• WRITTEN INSTRUCTION:
In the material below, find each line holding the string "Program" and copy it.

• SOURCE RECORDS:
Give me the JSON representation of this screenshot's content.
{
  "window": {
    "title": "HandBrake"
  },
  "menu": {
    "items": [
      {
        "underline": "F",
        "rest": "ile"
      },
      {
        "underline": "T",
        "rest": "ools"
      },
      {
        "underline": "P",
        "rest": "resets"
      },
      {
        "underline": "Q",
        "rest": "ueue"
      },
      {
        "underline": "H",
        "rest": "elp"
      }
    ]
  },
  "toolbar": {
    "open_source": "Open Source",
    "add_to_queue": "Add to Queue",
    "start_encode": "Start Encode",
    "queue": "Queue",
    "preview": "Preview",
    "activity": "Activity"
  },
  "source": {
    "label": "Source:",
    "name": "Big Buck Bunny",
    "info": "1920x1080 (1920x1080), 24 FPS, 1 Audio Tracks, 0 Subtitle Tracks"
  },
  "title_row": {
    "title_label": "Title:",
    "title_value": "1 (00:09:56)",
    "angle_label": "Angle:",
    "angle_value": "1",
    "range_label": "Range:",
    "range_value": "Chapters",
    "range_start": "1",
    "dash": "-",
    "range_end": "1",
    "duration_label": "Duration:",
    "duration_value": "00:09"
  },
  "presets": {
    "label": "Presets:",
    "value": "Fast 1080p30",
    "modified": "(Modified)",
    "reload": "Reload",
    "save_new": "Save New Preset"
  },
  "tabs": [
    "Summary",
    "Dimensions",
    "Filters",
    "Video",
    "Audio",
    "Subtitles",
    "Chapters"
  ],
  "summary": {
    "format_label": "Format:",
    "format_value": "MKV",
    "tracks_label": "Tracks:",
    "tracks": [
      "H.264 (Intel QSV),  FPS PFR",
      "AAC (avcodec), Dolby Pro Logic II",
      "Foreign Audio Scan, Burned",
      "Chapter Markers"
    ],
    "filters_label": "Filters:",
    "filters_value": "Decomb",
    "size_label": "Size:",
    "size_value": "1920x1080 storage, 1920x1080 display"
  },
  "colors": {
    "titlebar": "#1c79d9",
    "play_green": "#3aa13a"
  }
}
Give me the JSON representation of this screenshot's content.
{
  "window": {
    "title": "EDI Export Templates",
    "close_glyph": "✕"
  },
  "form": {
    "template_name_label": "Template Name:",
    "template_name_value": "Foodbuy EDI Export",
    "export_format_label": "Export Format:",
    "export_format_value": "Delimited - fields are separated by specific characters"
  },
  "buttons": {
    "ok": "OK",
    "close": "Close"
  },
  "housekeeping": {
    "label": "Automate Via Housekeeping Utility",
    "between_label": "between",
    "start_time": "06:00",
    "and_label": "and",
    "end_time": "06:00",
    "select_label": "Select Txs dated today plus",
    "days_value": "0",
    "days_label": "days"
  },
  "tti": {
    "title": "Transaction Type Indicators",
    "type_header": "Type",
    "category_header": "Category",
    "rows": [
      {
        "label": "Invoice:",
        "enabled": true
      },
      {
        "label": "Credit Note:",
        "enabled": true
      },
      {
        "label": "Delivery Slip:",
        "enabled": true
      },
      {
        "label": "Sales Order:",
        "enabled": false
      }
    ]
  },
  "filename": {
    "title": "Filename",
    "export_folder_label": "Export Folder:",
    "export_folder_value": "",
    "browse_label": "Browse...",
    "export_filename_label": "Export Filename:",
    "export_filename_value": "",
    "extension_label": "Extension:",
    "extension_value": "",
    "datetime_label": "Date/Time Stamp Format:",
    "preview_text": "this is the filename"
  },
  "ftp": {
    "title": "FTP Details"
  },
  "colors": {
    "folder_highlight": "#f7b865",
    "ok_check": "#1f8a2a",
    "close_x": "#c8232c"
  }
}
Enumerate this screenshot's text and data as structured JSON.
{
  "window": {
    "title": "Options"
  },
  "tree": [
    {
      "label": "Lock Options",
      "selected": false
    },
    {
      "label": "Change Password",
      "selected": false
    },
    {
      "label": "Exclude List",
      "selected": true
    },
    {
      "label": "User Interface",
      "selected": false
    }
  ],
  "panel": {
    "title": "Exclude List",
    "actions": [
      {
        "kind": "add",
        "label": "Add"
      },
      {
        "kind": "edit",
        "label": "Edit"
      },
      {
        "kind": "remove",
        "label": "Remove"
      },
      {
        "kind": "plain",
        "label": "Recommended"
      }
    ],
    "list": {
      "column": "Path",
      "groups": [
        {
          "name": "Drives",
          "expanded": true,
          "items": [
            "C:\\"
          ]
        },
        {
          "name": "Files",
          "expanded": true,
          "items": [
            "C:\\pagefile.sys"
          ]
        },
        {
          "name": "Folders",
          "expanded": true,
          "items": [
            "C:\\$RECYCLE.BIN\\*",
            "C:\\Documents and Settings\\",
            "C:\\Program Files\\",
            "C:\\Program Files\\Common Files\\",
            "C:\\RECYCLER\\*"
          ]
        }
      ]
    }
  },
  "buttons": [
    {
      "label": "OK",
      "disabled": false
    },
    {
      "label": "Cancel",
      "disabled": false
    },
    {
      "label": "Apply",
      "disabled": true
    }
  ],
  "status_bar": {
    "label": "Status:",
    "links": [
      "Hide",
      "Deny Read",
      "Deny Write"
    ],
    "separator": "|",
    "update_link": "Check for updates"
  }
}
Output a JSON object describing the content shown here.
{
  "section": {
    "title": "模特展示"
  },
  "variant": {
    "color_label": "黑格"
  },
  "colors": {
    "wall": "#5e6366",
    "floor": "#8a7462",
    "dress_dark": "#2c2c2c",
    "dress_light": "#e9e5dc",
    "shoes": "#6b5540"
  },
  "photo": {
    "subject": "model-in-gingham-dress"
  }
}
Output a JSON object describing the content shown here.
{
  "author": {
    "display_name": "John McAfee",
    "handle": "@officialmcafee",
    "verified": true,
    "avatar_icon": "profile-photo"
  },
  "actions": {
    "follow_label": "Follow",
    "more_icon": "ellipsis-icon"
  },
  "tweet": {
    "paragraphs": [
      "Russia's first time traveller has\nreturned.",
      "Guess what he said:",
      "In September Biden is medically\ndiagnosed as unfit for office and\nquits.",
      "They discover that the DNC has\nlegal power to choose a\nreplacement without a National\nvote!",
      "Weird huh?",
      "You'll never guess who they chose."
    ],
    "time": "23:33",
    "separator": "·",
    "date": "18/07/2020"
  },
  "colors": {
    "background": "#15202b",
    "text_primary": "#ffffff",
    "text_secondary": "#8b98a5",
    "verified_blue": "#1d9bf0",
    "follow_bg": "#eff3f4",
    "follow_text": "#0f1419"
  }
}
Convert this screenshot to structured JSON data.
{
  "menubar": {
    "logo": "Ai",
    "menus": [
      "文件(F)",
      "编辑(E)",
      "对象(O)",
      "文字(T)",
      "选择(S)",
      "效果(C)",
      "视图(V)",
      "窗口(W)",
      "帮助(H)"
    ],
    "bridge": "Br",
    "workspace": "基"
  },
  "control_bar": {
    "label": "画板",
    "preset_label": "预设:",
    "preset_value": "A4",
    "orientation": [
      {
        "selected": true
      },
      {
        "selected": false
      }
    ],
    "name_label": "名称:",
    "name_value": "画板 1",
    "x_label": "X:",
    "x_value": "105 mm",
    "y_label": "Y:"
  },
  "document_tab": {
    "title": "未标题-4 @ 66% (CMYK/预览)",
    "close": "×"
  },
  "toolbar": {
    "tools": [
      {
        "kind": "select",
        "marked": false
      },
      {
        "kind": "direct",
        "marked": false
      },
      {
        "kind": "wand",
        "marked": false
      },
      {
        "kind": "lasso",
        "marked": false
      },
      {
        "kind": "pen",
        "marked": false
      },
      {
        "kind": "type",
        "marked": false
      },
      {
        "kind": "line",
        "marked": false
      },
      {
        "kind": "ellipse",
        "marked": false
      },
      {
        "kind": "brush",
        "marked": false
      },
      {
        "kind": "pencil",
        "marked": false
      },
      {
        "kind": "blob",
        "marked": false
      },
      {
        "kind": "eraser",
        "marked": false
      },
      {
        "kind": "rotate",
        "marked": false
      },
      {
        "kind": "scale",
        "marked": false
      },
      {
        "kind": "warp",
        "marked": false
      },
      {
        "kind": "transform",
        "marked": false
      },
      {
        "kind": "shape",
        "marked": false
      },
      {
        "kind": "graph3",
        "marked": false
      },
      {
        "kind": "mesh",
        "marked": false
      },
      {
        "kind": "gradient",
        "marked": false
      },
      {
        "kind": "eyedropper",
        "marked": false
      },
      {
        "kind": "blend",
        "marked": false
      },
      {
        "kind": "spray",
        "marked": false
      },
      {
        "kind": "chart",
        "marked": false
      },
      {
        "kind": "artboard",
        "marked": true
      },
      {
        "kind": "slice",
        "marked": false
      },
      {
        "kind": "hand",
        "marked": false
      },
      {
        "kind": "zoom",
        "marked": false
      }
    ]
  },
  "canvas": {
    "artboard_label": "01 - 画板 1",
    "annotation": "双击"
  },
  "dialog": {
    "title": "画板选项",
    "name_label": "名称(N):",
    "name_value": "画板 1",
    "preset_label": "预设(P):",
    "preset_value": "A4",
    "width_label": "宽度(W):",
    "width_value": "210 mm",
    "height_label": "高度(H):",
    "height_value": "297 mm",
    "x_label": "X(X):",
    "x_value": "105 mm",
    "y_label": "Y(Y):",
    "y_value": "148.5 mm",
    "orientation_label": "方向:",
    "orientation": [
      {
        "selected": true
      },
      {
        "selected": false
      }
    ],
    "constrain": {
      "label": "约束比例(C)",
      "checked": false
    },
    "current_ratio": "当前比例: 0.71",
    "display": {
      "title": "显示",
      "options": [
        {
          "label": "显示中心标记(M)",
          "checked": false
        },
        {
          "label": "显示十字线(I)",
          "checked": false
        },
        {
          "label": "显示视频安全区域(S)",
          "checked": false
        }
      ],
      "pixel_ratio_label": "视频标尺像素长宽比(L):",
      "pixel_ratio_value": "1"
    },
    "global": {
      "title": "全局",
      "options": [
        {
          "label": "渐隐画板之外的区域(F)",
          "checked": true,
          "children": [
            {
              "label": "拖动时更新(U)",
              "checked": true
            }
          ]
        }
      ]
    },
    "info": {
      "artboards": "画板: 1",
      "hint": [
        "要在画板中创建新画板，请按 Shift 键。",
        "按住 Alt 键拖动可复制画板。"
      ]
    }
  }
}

• ANSWER FOR THIS EXERCISE:
            "C:\\Program Files\\",
            "C:\\Program Files\\Common Files\\",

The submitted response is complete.